→ **DESCRIPTION OF THE TASK**
Identify each line holding the string "name" and copy it.

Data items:
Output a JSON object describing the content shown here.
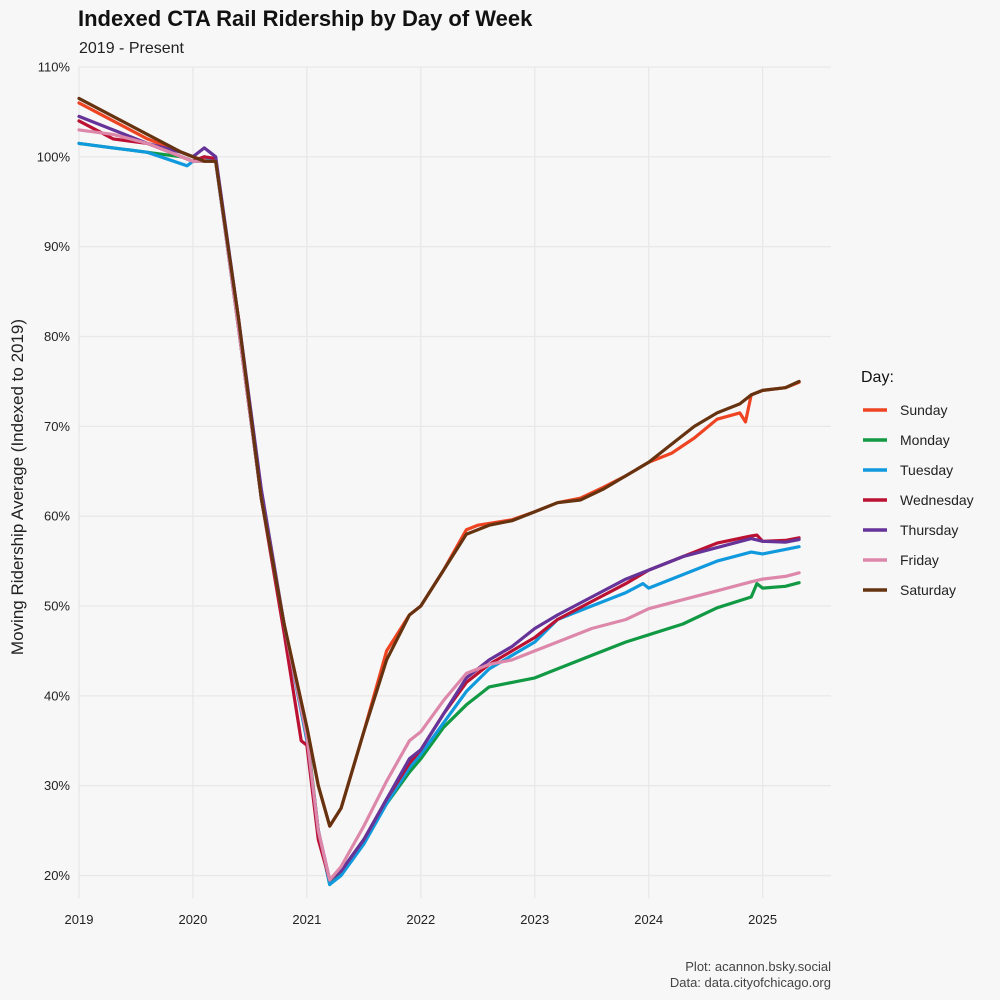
{
  "chart_data": {
    "type": "line",
    "title": "Indexed CTA Rail Ridership by Day of Week",
    "subtitle": "2019 - Present",
    "xlabel": "",
    "ylabel": "Moving Ridership Average (Indexed to 2019)",
    "xlim": [
      2019,
      2025.6
    ],
    "ylim": [
      17.5,
      110
    ],
    "x_ticks": [
      2019,
      2020,
      2021,
      2022,
      2023,
      2024,
      2025
    ],
    "x_tick_labels": [
      "2019",
      "2020",
      "2021",
      "2022",
      "2023",
      "2024",
      "2025"
    ],
    "y_ticks": [
      20,
      30,
      40,
      50,
      60,
      70,
      80,
      90,
      100,
      110
    ],
    "y_tick_labels": [
      "20%",
      "30%",
      "40%",
      "50%",
      "60%",
      "70%",
      "80%",
      "90%",
      "100%",
      "110%"
    ],
    "grid": true,
    "legend": {
      "title": "Day:",
      "placement": "right"
    },
    "caption": [
      "Plot: acannon.bsky.social",
      "Data: data.cityofchicago.org"
    ],
    "series": [
      {
        "name": "Sunday",
        "color": "#ee4422",
        "x": [
          2019.0,
          2019.3,
          2019.6,
          2019.9,
          2020.0,
          2020.1,
          2020.2,
          2020.4,
          2020.6,
          2020.8,
          2021.0,
          2021.1,
          2021.2,
          2021.3,
          2021.5,
          2021.7,
          2021.9,
          2022.0,
          2022.2,
          2022.4,
          2022.5,
          2022.6,
          2022.8,
          2023.0,
          2023.2,
          2023.4,
          2023.6,
          2023.8,
          2024.0,
          2024.2,
          2024.4,
          2024.6,
          2024.8,
          2024.85,
          2024.9,
          2025.0,
          2025.2,
          2025.32
        ],
        "y": [
          106,
          104,
          102,
          100.5,
          100,
          99.6,
          99.5,
          82,
          62,
          48,
          36.5,
          30,
          25.5,
          27.5,
          36,
          45,
          49,
          50,
          54,
          58.5,
          59,
          59.2,
          59.6,
          60.5,
          61.5,
          62,
          63.2,
          64.5,
          66,
          67,
          68.7,
          70.8,
          71.5,
          70.5,
          73.5,
          74,
          74.3,
          74.9
        ]
      },
      {
        "name": "Monday",
        "color": "#119944",
        "x": [
          2019.0,
          2019.3,
          2019.6,
          2019.9,
          2020.0,
          2020.1,
          2020.2,
          2020.4,
          2020.6,
          2020.8,
          2021.0,
          2021.1,
          2021.2,
          2021.3,
          2021.5,
          2021.7,
          2021.9,
          2022.0,
          2022.2,
          2022.4,
          2022.5,
          2022.6,
          2022.8,
          2023.0,
          2023.2,
          2023.5,
          2023.8,
          2024.0,
          2024.3,
          2024.6,
          2024.9,
          2024.95,
          2025.0,
          2025.2,
          2025.32
        ],
        "y": [
          101.5,
          101,
          100.5,
          100,
          99.5,
          99.5,
          99.5,
          81,
          62,
          48,
          36,
          25,
          19,
          20.5,
          24,
          28,
          31.5,
          33,
          36.5,
          39,
          40,
          41,
          41.5,
          42,
          43,
          44.5,
          46,
          46.8,
          48,
          49.8,
          51,
          52.5,
          52,
          52.2,
          52.6
        ]
      },
      {
        "name": "Tuesday",
        "color": "#1199dd",
        "x": [
          2019.0,
          2019.3,
          2019.6,
          2019.95,
          2020.0,
          2020.1,
          2020.2,
          2020.4,
          2020.6,
          2020.8,
          2021.0,
          2021.1,
          2021.2,
          2021.3,
          2021.5,
          2021.7,
          2021.9,
          2022.0,
          2022.2,
          2022.4,
          2022.6,
          2022.8,
          2023.0,
          2023.2,
          2023.5,
          2023.8,
          2023.95,
          2024.0,
          2024.3,
          2024.6,
          2024.9,
          2025.0,
          2025.2,
          2025.32
        ],
        "y": [
          101.5,
          101,
          100.5,
          99,
          99.5,
          100,
          99.5,
          81,
          62,
          48,
          35,
          25,
          19,
          20,
          23.5,
          28,
          32,
          33.5,
          37,
          40.5,
          43,
          44.5,
          46,
          48.5,
          50,
          51.5,
          52.5,
          52,
          53.5,
          55,
          56,
          55.8,
          56.3,
          56.6
        ]
      },
      {
        "name": "Wednesday",
        "color": "#bb1133",
        "x": [
          2019.0,
          2019.3,
          2019.6,
          2019.9,
          2020.0,
          2020.1,
          2020.2,
          2020.4,
          2020.6,
          2020.8,
          2020.95,
          2021.0,
          2021.1,
          2021.2,
          2021.3,
          2021.5,
          2021.7,
          2021.9,
          2022.0,
          2022.2,
          2022.4,
          2022.6,
          2022.8,
          2023.0,
          2023.2,
          2023.5,
          2023.8,
          2024.0,
          2024.3,
          2024.6,
          2024.9,
          2024.95,
          2025.0,
          2025.2,
          2025.32
        ],
        "y": [
          104,
          102,
          101.5,
          100,
          99.5,
          100,
          99.8,
          81,
          62,
          47,
          35,
          34.5,
          24,
          19.5,
          20.5,
          24,
          28.5,
          32.5,
          34,
          38,
          41.5,
          43.5,
          45,
          46.5,
          48.5,
          50.5,
          52.5,
          54,
          55.5,
          57,
          57.8,
          57.9,
          57.2,
          57.3,
          57.6
        ]
      },
      {
        "name": "Thursday",
        "color": "#663399",
        "x": [
          2019.0,
          2019.3,
          2019.6,
          2019.9,
          2020.0,
          2020.1,
          2020.15,
          2020.2,
          2020.4,
          2020.6,
          2020.8,
          2021.0,
          2021.1,
          2021.2,
          2021.3,
          2021.5,
          2021.7,
          2021.9,
          2022.0,
          2022.2,
          2022.4,
          2022.6,
          2022.8,
          2023.0,
          2023.2,
          2023.5,
          2023.8,
          2024.0,
          2024.3,
          2024.6,
          2024.9,
          2025.0,
          2025.2,
          2025.32
        ],
        "y": [
          104.5,
          103,
          101.5,
          100.5,
          100,
          101,
          100.5,
          100,
          82,
          63,
          48,
          35.5,
          25,
          19.5,
          20.5,
          24,
          28.5,
          33,
          34,
          38,
          42,
          44,
          45.5,
          47.5,
          49,
          51,
          53,
          54,
          55.5,
          56.5,
          57.5,
          57.2,
          57.1,
          57.4
        ]
      },
      {
        "name": "Friday",
        "color": "#dd88aa",
        "x": [
          2019.0,
          2019.3,
          2019.6,
          2019.9,
          2020.0,
          2020.1,
          2020.2,
          2020.4,
          2020.6,
          2020.8,
          2021.0,
          2021.1,
          2021.2,
          2021.3,
          2021.5,
          2021.7,
          2021.9,
          2022.0,
          2022.2,
          2022.4,
          2022.6,
          2022.8,
          2023.0,
          2023.2,
          2023.5,
          2023.8,
          2024.0,
          2024.3,
          2024.6,
          2024.9,
          2025.0,
          2025.2,
          2025.32
        ],
        "y": [
          103,
          102.5,
          101.5,
          100,
          99.5,
          99.5,
          99.5,
          81,
          62,
          48,
          35.5,
          25,
          19.5,
          21,
          25.5,
          30.5,
          35,
          36,
          39.5,
          42.5,
          43.5,
          44,
          45,
          46,
          47.5,
          48.5,
          49.7,
          50.7,
          51.7,
          52.7,
          53,
          53.3,
          53.7
        ]
      },
      {
        "name": "Saturday",
        "color": "#663311",
        "x": [
          2019.0,
          2019.3,
          2019.6,
          2019.9,
          2020.0,
          2020.1,
          2020.2,
          2020.4,
          2020.6,
          2020.8,
          2021.0,
          2021.1,
          2021.2,
          2021.3,
          2021.5,
          2021.7,
          2021.9,
          2022.0,
          2022.2,
          2022.4,
          2022.5,
          2022.6,
          2022.8,
          2023.0,
          2023.2,
          2023.4,
          2023.6,
          2023.8,
          2024.0,
          2024.15,
          2024.4,
          2024.6,
          2024.8,
          2024.9,
          2025.0,
          2025.2,
          2025.32
        ],
        "y": [
          106.5,
          104.5,
          102.5,
          100.5,
          100,
          99.5,
          99.5,
          82,
          62,
          48,
          36.5,
          30,
          25.5,
          27.5,
          36,
          44,
          49,
          50,
          54,
          58,
          58.5,
          59,
          59.5,
          60.5,
          61.5,
          61.8,
          63,
          64.5,
          66,
          67.5,
          70,
          71.5,
          72.5,
          73.5,
          74,
          74.3,
          75
        ]
      }
    ]
  }
}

→ **SOLUTION TO THIS TASK**
        "name": "Sunday",
        "name": "Monday",
        "name": "Tuesday",
        "name": "Wednesday",
        "name": "Thursday",
        "name": "Friday",
        "name": "Saturday",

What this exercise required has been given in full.